* START MATERIAL *
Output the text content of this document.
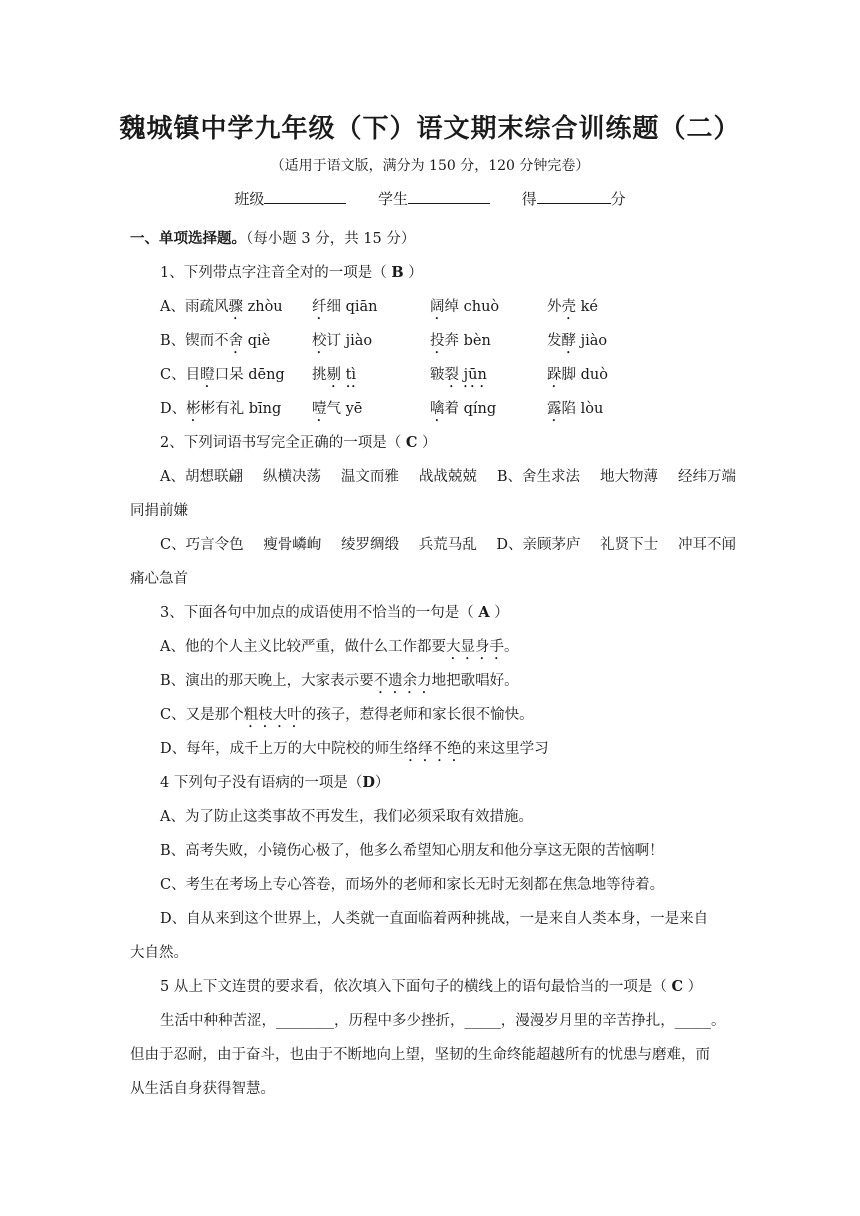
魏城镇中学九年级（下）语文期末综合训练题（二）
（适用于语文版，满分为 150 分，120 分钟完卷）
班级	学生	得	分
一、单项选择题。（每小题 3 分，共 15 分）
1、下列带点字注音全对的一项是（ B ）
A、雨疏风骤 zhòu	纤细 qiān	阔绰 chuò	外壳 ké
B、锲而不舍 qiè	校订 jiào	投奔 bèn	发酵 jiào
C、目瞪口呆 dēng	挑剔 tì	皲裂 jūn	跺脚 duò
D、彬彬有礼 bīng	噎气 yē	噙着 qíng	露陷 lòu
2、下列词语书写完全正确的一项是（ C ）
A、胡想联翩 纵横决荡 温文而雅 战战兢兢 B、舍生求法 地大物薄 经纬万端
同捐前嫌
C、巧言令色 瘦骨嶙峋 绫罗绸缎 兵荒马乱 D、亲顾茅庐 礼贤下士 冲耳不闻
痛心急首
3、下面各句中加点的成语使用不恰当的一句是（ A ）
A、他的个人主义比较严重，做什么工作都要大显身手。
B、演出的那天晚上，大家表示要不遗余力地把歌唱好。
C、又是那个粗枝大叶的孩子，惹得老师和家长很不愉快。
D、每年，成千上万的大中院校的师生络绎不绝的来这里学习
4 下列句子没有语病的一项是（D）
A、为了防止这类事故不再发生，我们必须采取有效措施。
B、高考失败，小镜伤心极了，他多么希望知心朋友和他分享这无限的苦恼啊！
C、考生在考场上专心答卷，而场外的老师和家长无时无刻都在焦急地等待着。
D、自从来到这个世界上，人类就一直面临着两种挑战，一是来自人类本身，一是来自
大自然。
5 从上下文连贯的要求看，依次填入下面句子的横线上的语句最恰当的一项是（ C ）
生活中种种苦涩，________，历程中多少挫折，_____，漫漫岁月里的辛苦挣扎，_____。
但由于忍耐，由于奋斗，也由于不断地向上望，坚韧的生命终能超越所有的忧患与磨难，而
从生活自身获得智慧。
* END MATERIAL *
STATED TASK –
Verbatim reproduction of every record is required; images are left out.

FULL SOLUTION –
Output the text content of this document.
魏城镇中学九年级（下）语文期末综合训练题（二）
（适用于语文版，满分为 150 分，120 分钟完卷）
班级	学生	得	分
一、单项选择题。（每小题 3 分，共 15 分）
1、下列带点字注音全对的一项是（ B ）
A、雨疏风骤 zhòu	纤细 qiān	阔绰 chuò	外壳 ké
B、锲而不舍 qiè	校订 jiào	投奔 bèn	发酵 jiào
C、目瞪口呆 dēng	挑剔 tì	皲裂 jūn	跺脚 duò
D、彬彬有礼 bīng	噎气 yē	噙着 qíng	露陷 lòu
2、下列词语书写完全正确的一项是（ C ）
A、胡想联翩 纵横决荡 温文而雅 战战兢兢 B、舍生求法 地大物薄 经纬万端
同捐前嫌
C、巧言令色 瘦骨嶙峋 绫罗绸缎 兵荒马乱 D、亲顾茅庐 礼贤下士 冲耳不闻
痛心急首
3、下面各句中加点的成语使用不恰当的一句是（ A ）
A、他的个人主义比较严重，做什么工作都要大显身手。
B、演出的那天晚上，大家表示要不遗余力地把歌唱好。
C、又是那个粗枝大叶的孩子，惹得老师和家长很不愉快。
D、每年，成千上万的大中院校的师生络绎不绝的来这里学习
4 下列句子没有语病的一项是（D）
A、为了防止这类事故不再发生，我们必须采取有效措施。
B、高考失败，小镜伤心极了，他多么希望知心朋友和他分享这无限的苦恼啊！
C、考生在考场上专心答卷，而场外的老师和家长无时无刻都在焦急地等待着。
D、自从来到这个世界上，人类就一直面临着两种挑战，一是来自人类本身，一是来自
大自然。
5 从上下文连贯的要求看，依次填入下面句子的横线上的语句最恰当的一项是（ C ）
生活中种种苦涩，________，历程中多少挫折，_____，漫漫岁月里的辛苦挣扎，_____。
但由于忍耐，由于奋斗，也由于不断地向上望，坚韧的生命终能超越所有的忧患与磨难，而
从生活自身获得智慧。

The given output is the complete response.